WORK TO DO:
From the records below, give the number of lines that contain the string "seglerischen", without any other text.

Dataset entries:
----

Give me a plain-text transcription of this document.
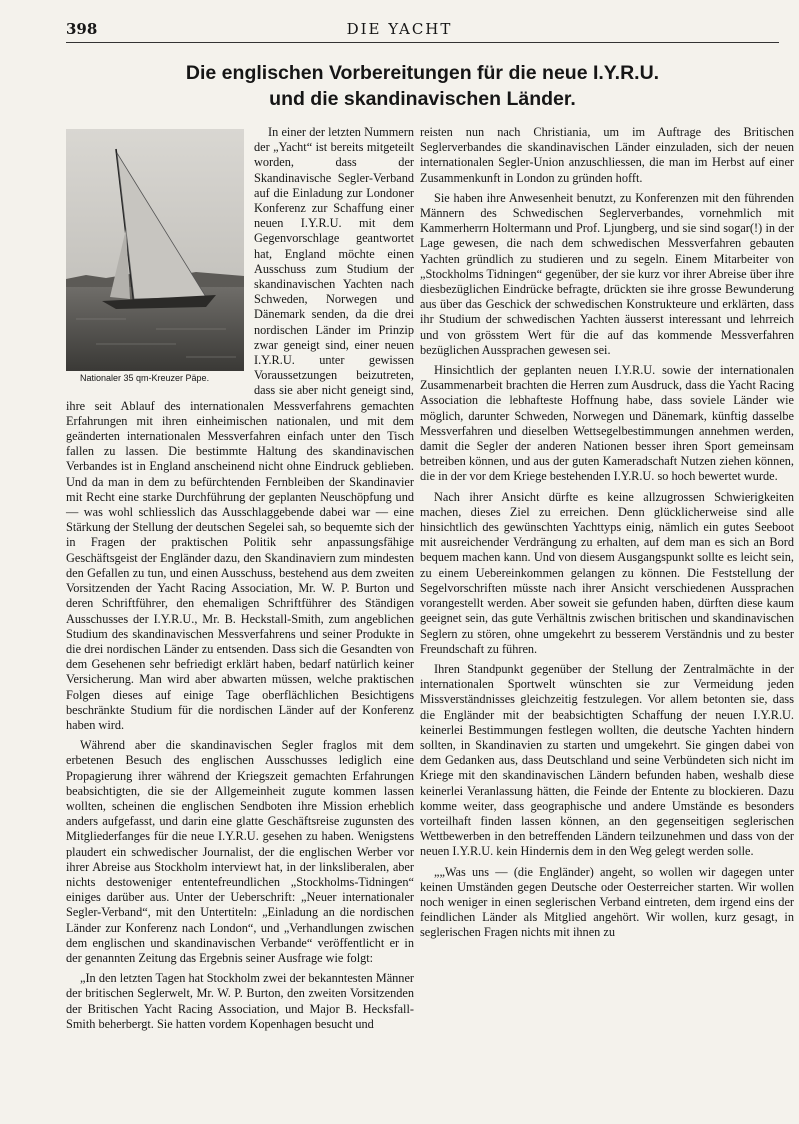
398	DIE YACHT
Die englischen Vorbereitungen für die neue I.Y.R.U.
und die skandinavischen Länder.

Nationaler 35 qm-Kreuzer Päpe.

In einer der letzten Nummern der „Yacht“ ist bereits mitgeteilt worden, dass der Skandinavische Segler-Verband auf die Einladung zur Londoner Konferenz zur Schaffung einer neuen I.Y.R.U. mit dem Gegenvorschlage geantwortet hat, England möchte einen Ausschuss zum Studium der skandinavischen Yachten nach Schweden, Norwegen und Dänemark senden, da die drei nordischen Länder im Prinzip zwar geneigt sind, einer neuen I.Y.R.U. unter gewissen Voraussetzungen beizutreten, dass sie aber nicht geneigt sind, ihre seit Ablauf des internationalen Messverfahrens gemachten Erfahrungen mit ihren einheimischen nationalen, und mit dem geänderten internationalen Messverfahren einfach unter den Tisch fallen zu lassen. Die bestimmte Haltung des skandinavischen Verbandes ist in England anscheinend nicht ohne Eindruck geblieben. Und da man in dem zu befürchtenden Fernbleiben der Skandinavier mit Recht eine starke Durchführung der geplanten Neuschöpfung und — was wohl schliesslich das Ausschlaggebende dabei war — eine Stärkung der Stellung der deutschen Segelei sah, so bequemte sich der in Fragen der praktischen Politik sehr anpassungsfähige Geschäftsgeist der Engländer dazu, den Skandinaviern zum mindesten den Gefallen zu tun, und einen Ausschuss, bestehend aus dem zweiten Vorsitzenden der Yacht Racing Association, Mr. W. P. Burton und deren Schriftführer, den ehemaligen Schriftführer des Ständigen Ausschusses der I.Y.R.U., Mr. B. Heckstall-Smith, zum angeblichen Studium des skandinavischen Messverfahrens und seiner Produkte in die drei nordischen Länder zu entsenden. Dass sich die Gesandten von dem Gesehenen sehr befriedigt erklärt haben, bedarf natürlich keiner Versicherung. Man wird aber abwarten müssen, welche praktischen Folgen dieses auf einige Tage oberflächlichen Besichtigens beschränkte Studium für die nordischen Länder auf der Konferenz haben wird.

Während aber die skandinavischen Segler fraglos mit dem erbetenen Besuch des englischen Ausschusses lediglich eine Propagierung ihrer während der Kriegszeit gemachten Erfahrungen beabsichtigten, die sie der Allgemeinheit zugute kommen lassen wollten, scheinen die englischen Sendboten ihre Mission erheblich anders aufgefasst, und darin eine glatte Geschäftsreise zugunsten des Mitgliederfanges für die neue I.Y.R.U. gesehen zu haben. Wenigstens plaudert ein schwedischer Journalist, der die englischen Werber vor ihrer Abreise aus Stockholm interviewt hat, in der linksliberalen, aber nichts destoweniger ententefreundlichen „Stockholms-Tidningen“ einiges darüber aus. Unter der Ueberschrift: „Neuer internationaler Segler-Verband“, mit den Untertiteln: „Einladung an die nordischen Länder zur Konferenz nach London“, und „Verhandlungen zwischen dem englischen und skandinavischen Verbande“ veröffentlicht er in der genannten Zeitung das Ergebnis seiner Ausfrage wie folgt:

„In den letzten Tagen hat Stockholm zwei der bekanntesten Männer der britischen Seglerwelt, Mr. W. P. Burton, den zweiten Vorsitzenden der Britischen Yacht Racing Association, und Major B. Hecksfall-Smith beherbergt. Sie hatten vordem Kopenhagen besucht und

reisten nun nach Christiania, um im Auftrage des Britischen Seglerverbandes die skandinavischen Länder einzuladen, sich der neuen internationalen Segler-Union anzuschliessen, die man im Herbst auf einer Zusammenkunft in London zu gründen hofft.

Sie haben ihre Anwesenheit benutzt, zu Konferenzen mit den führenden Männern des Schwedischen Seglerverbandes, vornehmlich mit Kammerherrn Holtermann und Prof. Ljungberg, und sie sind sogar(!) in der Lage gewesen, die nach dem schwedischen Messverfahren gebauten Yachten gründlich zu studieren und zu segeln. Einem Mitarbeiter von „Stockholms Tidningen“ gegenüber, der sie kurz vor ihrer Abreise über ihre diesbezüglichen Eindrücke befragte, drückten sie ihre grosse Bewunderung aus über das Geschick der schwedischen Konstrukteure und erklärten, dass ihr Studium der schwedischen Yachten äusserst interessant und lehrreich und von grösstem Wert für die auf das kommende Messverfahren bezüglichen Aussprachen gewesen sei.

Hinsichtlich der geplanten neuen I.Y.R.U. sowie der internationalen Zusammenarbeit brachten die Herren zum Ausdruck, dass die Yacht Racing Association die lebhafteste Hoffnung habe, dass soviele Länder wie möglich, darunter Schweden, Norwegen und Dänemark, künftig dasselbe Messverfahren und dieselben Wettsegelbestimmungen annehmen werden, damit die Segler der anderen Nationen besser ihren Sport gemeinsam betreiben können, und aus der guten Kameradschaft Nutzen ziehen können, die in der vor dem Kriege bestehenden I.Y.R.U. so hoch bewertet wurde.

Nach ihrer Ansicht dürfte es keine allzugrossen Schwierigkeiten machen, dieses Ziel zu erreichen. Denn glücklicherweise sind alle hinsichtlich des gewünschten Yachttyps einig, nämlich ein gutes Seeboot mit ausreichender Verdrängung zu erhalten, auf dem man es sich an Bord bequem machen kann. Und von diesem Ausgangspunkt sollte es leicht sein, zu einem Uebereinkommen gelangen zu können. Die Feststellung der Segelvorschriften müsste nach ihrer Ansicht verschiedenen Aussprachen vorangestellt werden. Aber soweit sie gefunden haben, dürften diese kaum geeignet sein, das gute Verhältnis zwischen britischen und skandinavischen Seglern zu stören, ohne umgekehrt zu besserem Verständnis und zu bester Freundschaft zu führen.

Ihren Standpunkt gegenüber der Stellung der Zentralmächte in der internationalen Sportwelt wünschten sie zur Vermeidung jeden Missverständnisses gleichzeitig festzulegen. Vor allem betonten sie, dass die Engländer mit der beabsichtigten Schaffung der neuen I.Y.R.U. keinerlei Bestimmungen festlegen wollten, die deutsche Yachten hindern sollten, in Skandinavien zu starten und umgekehrt. Sie gingen dabei von dem Gedanken aus, dass Deutschland und seine Verbündeten sich nicht im Kriege mit den skandinavischen Ländern befunden haben, weshalb diese keinerlei Veranlassung hätten, die Feinde der Entente zu blockieren. Dazu komme weiter, dass geographische und andere Umstände es besonders vorteilhaft finden lassen können, an den gegenseitigen seglerischen Wettbewerben in den betreffenden Ländern teilzunehmen und dass von der neuen I.Y.R.U. kein Hindernis dem in den Weg gelegt werden solle.

„„Was uns — (die Engländer) angeht, so wollen wir dagegen unter keinen Umständen gegen Deutsche oder Oesterreicher starten. Wir wollen noch weniger in einen seglerischen Verband eintreten, dem irgend eins der feindlichen Länder als Mitglied angehört. Wir wollen, kurz gesagt, in seglerischen Fragen nichts mit ihnen zu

----

SOLUTION TO THIS EXERCISE:
2